• What is expected: Gather all lines in the entries that include the word "this".

• Provided records:
---------------

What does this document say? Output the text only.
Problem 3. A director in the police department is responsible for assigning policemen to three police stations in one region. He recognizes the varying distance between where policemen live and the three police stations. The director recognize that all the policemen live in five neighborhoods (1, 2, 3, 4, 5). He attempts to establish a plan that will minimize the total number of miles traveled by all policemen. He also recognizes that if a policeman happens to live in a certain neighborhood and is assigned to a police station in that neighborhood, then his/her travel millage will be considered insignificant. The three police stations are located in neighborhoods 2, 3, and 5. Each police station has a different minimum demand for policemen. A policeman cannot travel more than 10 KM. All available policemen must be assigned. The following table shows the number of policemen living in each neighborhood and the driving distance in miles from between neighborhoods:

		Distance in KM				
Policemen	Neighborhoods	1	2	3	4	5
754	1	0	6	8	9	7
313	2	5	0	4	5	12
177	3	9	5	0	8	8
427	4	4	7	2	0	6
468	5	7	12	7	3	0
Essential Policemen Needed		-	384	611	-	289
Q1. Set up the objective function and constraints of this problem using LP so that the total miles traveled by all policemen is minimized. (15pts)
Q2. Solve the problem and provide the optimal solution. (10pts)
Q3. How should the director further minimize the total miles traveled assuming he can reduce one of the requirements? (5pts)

---------------

• Task answer:
What does this document say? Output the text only.
Q1. Set up the objective function and constraints of this problem using LP so that the total miles traveled by all policemen is minimized. (15pts)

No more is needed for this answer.